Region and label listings

▼

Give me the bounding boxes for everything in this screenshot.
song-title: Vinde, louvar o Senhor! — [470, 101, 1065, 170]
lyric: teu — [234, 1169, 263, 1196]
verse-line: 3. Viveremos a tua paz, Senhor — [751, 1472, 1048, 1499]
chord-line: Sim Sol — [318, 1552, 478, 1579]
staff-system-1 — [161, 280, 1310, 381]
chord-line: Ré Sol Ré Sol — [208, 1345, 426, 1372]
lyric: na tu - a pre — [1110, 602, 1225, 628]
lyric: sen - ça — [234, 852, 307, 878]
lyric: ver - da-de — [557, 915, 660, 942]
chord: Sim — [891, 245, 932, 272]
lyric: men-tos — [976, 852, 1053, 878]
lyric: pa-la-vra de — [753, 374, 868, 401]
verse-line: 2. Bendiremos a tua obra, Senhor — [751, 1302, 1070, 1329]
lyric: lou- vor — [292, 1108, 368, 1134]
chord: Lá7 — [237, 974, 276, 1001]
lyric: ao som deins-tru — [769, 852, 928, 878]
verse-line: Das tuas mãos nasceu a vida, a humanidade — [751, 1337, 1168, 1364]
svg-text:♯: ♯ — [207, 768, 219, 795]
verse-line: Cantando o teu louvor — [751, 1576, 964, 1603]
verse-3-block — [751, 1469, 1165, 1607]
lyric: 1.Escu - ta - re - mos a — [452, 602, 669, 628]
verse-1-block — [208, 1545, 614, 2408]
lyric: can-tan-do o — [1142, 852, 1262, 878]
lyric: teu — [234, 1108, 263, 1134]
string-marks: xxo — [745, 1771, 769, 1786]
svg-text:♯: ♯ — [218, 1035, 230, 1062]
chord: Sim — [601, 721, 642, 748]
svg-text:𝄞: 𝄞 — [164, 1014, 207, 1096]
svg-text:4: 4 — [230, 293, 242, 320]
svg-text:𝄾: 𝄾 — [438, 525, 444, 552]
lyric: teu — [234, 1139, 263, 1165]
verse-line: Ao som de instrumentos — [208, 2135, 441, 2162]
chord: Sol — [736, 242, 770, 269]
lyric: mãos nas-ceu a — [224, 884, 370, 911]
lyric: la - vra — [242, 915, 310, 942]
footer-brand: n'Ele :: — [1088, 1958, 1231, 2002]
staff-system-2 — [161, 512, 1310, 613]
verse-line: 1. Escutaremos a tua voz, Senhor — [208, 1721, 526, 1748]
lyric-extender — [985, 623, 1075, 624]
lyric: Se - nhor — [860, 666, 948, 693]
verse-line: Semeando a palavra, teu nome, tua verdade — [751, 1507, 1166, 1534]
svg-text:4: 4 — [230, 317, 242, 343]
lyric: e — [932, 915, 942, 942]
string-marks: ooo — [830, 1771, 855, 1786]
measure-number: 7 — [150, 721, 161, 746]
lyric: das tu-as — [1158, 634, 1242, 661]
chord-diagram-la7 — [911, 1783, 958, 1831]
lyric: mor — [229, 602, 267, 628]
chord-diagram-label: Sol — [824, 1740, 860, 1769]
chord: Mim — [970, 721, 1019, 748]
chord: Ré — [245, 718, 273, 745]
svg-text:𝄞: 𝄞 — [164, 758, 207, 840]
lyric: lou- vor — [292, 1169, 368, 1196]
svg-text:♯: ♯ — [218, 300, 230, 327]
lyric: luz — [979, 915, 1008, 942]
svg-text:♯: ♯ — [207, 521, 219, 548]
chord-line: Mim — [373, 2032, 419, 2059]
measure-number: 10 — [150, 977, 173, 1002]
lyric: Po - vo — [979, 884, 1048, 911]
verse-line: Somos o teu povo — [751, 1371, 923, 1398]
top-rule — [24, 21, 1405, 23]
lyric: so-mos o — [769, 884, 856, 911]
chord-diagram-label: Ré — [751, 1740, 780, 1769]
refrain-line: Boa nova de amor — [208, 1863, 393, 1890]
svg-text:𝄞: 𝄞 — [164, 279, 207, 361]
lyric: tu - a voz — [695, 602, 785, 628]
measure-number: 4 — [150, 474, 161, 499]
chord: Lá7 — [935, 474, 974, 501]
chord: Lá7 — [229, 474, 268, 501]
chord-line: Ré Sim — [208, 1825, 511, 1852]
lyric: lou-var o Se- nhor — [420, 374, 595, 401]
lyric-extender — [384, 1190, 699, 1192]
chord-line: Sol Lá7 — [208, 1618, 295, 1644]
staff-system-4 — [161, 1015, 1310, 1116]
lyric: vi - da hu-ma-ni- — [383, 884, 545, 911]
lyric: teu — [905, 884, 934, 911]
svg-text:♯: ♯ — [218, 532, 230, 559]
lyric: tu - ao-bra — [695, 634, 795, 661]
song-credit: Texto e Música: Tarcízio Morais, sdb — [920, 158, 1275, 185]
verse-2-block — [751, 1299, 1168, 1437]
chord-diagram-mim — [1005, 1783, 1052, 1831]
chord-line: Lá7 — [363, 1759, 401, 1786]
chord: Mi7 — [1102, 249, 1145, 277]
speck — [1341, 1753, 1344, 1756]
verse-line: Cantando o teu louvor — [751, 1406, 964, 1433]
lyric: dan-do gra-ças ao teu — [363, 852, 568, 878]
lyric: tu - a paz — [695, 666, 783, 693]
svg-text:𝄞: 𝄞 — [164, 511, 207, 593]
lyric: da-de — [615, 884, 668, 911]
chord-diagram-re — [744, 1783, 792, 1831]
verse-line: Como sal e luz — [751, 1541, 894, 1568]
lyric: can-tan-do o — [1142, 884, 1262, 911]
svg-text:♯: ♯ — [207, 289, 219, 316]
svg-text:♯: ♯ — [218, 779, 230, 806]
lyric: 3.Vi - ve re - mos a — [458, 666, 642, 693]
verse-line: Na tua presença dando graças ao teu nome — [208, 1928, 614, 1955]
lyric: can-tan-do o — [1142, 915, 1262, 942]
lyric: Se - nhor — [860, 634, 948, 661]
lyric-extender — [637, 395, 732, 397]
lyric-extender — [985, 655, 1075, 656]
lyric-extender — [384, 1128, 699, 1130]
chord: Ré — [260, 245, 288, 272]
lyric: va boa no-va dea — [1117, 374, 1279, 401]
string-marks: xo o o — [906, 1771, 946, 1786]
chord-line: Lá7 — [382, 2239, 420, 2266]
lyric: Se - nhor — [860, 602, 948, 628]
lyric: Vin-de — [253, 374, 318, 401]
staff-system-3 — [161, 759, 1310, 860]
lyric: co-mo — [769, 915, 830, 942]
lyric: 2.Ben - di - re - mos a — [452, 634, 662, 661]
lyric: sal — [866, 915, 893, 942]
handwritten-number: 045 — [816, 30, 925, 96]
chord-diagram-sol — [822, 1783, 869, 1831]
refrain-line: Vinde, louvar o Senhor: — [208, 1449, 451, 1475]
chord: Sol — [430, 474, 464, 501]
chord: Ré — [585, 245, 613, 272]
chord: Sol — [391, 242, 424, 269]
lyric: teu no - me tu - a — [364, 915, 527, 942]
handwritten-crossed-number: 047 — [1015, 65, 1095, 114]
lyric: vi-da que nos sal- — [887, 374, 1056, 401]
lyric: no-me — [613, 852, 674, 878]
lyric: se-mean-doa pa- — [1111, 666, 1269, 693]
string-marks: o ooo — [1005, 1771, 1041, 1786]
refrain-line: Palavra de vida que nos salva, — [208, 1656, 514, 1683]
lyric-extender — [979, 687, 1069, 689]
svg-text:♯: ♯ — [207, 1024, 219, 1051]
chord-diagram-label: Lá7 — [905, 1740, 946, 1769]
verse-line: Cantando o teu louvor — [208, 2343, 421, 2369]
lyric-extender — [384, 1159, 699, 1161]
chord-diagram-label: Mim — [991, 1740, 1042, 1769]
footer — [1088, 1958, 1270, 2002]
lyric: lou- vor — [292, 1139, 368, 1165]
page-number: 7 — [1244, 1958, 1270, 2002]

▲

_REQUEST_
Write out every line of these records exactly as it stands.

_SOLUTION TO THIS EXERCISE_
Give me the bounding boxes for everything in this screenshot.
song-title: Vinde, louvar o Senhor! — [470, 101, 1065, 170]
lyric: teu — [234, 1169, 263, 1196]
verse-line: 3. Viveremos a tua paz, Senhor — [751, 1472, 1048, 1499]
chord-line: Sim Sol — [318, 1552, 478, 1579]
staff-system-1 — [161, 280, 1310, 381]
chord-line: Ré Sol Ré Sol — [208, 1345, 426, 1372]
lyric: na tu - a pre — [1110, 602, 1225, 628]
lyric: sen - ça — [234, 852, 307, 878]
lyric: ver - da-de — [557, 915, 660, 942]
chord: Sim — [891, 245, 932, 272]
lyric: men-tos — [976, 852, 1053, 878]
lyric: pa-la-vra de — [753, 374, 868, 401]
verse-line: 2. Bendiremos a tua obra, Senhor — [751, 1302, 1070, 1329]
lyric: lou- vor — [292, 1108, 368, 1134]
chord: Lá7 — [237, 974, 276, 1001]
lyric: ao som deins-tru — [769, 852, 928, 878]
verse-line: Das tuas mãos nasceu a vida, a humanidade — [751, 1337, 1168, 1364]
svg-text:♯: ♯ — [207, 768, 219, 795]
verse-line: Cantando o teu louvor — [751, 1576, 964, 1603]
verse-3-block — [751, 1469, 1165, 1607]
lyric: 1.Escu - ta - re - mos a — [452, 602, 669, 628]
verse-1-block — [208, 1545, 614, 2408]
lyric: can-tan-do o — [1142, 852, 1262, 878]
lyric: teu — [234, 1108, 263, 1134]
string-marks: xxo — [745, 1771, 769, 1786]
svg-text:♯: ♯ — [218, 1035, 230, 1062]
chord: Sim — [601, 721, 642, 748]
svg-text:𝄞: 𝄞 — [164, 1014, 207, 1096]
svg-text:4: 4 — [230, 293, 242, 320]
svg-text:𝄾: 𝄾 — [438, 525, 444, 552]
lyric: teu — [234, 1139, 263, 1165]
verse-line: Ao som de instrumentos — [208, 2135, 441, 2162]
chord: Sol — [736, 242, 770, 269]
lyric: mãos nas-ceu a — [224, 884, 370, 911]
lyric: la - vra — [242, 915, 310, 942]
footer-brand: n'Ele :: — [1088, 1958, 1231, 2002]
staff-system-2 — [161, 512, 1310, 613]
verse-line: 1. Escutaremos a tua voz, Senhor — [208, 1721, 526, 1748]
lyric-extender — [985, 623, 1075, 624]
lyric: Se - nhor — [860, 666, 948, 693]
verse-line: Semeando a palavra, teu nome, tua verdade — [751, 1507, 1166, 1534]
svg-text:4: 4 — [230, 317, 242, 343]
lyric: e — [932, 915, 942, 942]
string-marks: ooo — [830, 1771, 855, 1786]
measure-number: 7 — [150, 721, 161, 746]
lyric: das tu-as — [1158, 634, 1242, 661]
chord-diagram-la7 — [911, 1783, 958, 1831]
lyric: mor — [229, 602, 267, 628]
chord-diagram-label: Sol — [824, 1740, 860, 1769]
chord: Mim — [970, 721, 1019, 748]
chord: Ré — [245, 718, 273, 745]
svg-text:𝄞: 𝄞 — [164, 758, 207, 840]
lyric: lou- vor — [292, 1169, 368, 1196]
svg-text:♯: ♯ — [218, 300, 230, 327]
lyric: luz — [979, 915, 1008, 942]
svg-text:♯: ♯ — [207, 521, 219, 548]
chord-line: Mim — [373, 2032, 419, 2059]
measure-number: 10 — [150, 977, 173, 1002]
lyric: Po - vo — [979, 884, 1048, 911]
verse-line: Somos o teu povo — [751, 1371, 923, 1398]
top-rule — [24, 21, 1405, 23]
lyric: so-mos o — [769, 884, 856, 911]
chord-diagram-label: Ré — [751, 1740, 780, 1769]
refrain-line: Boa nova de amor — [208, 1863, 393, 1890]
svg-text:𝄞: 𝄞 — [164, 279, 207, 361]
lyric: tu - a voz — [695, 602, 785, 628]
measure-number: 4 — [150, 474, 161, 499]
chord: Lá7 — [935, 474, 974, 501]
chord: Lá7 — [229, 474, 268, 501]
chord-line: Ré Sim — [208, 1825, 511, 1852]
lyric: lou-var o Se- nhor — [420, 374, 595, 401]
lyric-extender — [384, 1190, 699, 1192]
chord-line: Sol Lá7 — [208, 1618, 295, 1644]
staff-system-4 — [161, 1015, 1310, 1116]
lyric: vi - da hu-ma-ni- — [383, 884, 545, 911]
lyric: teu — [905, 884, 934, 911]
svg-text:♯: ♯ — [218, 532, 230, 559]
lyric: tu - ao-bra — [695, 634, 795, 661]
song-credit: Texto e Música: Tarcízio Morais, sdb — [920, 158, 1275, 185]
verse-2-block — [751, 1299, 1168, 1437]
chord-diagram-mim — [1005, 1783, 1052, 1831]
chord-line: Lá7 — [363, 1759, 401, 1786]
chord: Mi7 — [1102, 249, 1145, 277]
speck — [1341, 1753, 1344, 1756]
verse-line: Cantando o teu louvor — [751, 1406, 964, 1433]
lyric: dan-do gra-ças ao teu — [363, 852, 568, 878]
lyric: tu - a paz — [695, 666, 783, 693]
svg-text:𝄞: 𝄞 — [164, 511, 207, 593]
lyric: da-de — [615, 884, 668, 911]
chord-diagram-re — [744, 1783, 792, 1831]
verse-line: Como sal e luz — [751, 1541, 894, 1568]
lyric: can-tan-do o — [1142, 884, 1262, 911]
svg-text:♯: ♯ — [207, 289, 219, 316]
svg-text:♯: ♯ — [218, 779, 230, 806]
lyric: 3.Vi - ve re - mos a — [458, 666, 642, 693]
verse-line: Na tua presença dando graças ao teu nome — [208, 1928, 614, 1955]
lyric: can-tan-do o — [1142, 915, 1262, 942]
lyric: Se - nhor — [860, 634, 948, 661]
lyric-extender — [637, 395, 732, 397]
lyric-extender — [985, 655, 1075, 656]
lyric-extender — [384, 1128, 699, 1130]
chord: Ré — [260, 245, 288, 272]
lyric: va boa no-va dea — [1117, 374, 1279, 401]
string-marks: xo o o — [906, 1771, 946, 1786]
chord-line: Lá7 — [382, 2239, 420, 2266]
lyric: Se - nhor — [860, 602, 948, 628]
lyric: Vin-de — [253, 374, 318, 401]
staff-system-3 — [161, 759, 1310, 860]
lyric: co-mo — [769, 915, 830, 942]
lyric: 2.Ben - di - re - mos a — [452, 634, 662, 661]
lyric: sal — [866, 915, 893, 942]
handwritten-number: 045 — [816, 30, 925, 96]
chord-diagram-sol — [822, 1783, 869, 1831]
refrain-line: Vinde, louvar o Senhor: — [208, 1449, 451, 1475]
chord: Sol — [430, 474, 464, 501]
chord: Ré — [585, 245, 613, 272]
chord: Sol — [391, 242, 424, 269]
lyric: teu no - me tu - a — [364, 915, 527, 942]
handwritten-crossed-number: 047 — [1015, 65, 1095, 114]
lyric: vi-da que nos sal- — [887, 374, 1056, 401]
lyric: no-me — [613, 852, 674, 878]
lyric: se-mean-doa pa- — [1111, 666, 1269, 693]
string-marks: o ooo — [1005, 1771, 1041, 1786]
refrain-line: Palavra de vida que nos salva, — [208, 1656, 514, 1683]
lyric-extender — [979, 687, 1069, 689]
svg-text:♯: ♯ — [207, 1024, 219, 1051]
chord-diagram-label: Lá7 — [905, 1740, 946, 1769]
verse-line: Cantando o teu louvor — [208, 2343, 421, 2369]
lyric-extender — [384, 1159, 699, 1161]
chord-diagram-label: Mim — [991, 1740, 1042, 1769]
footer — [1088, 1958, 1270, 2002]
lyric: lou- vor — [292, 1139, 368, 1165]
page-number: 7 — [1244, 1958, 1270, 2002]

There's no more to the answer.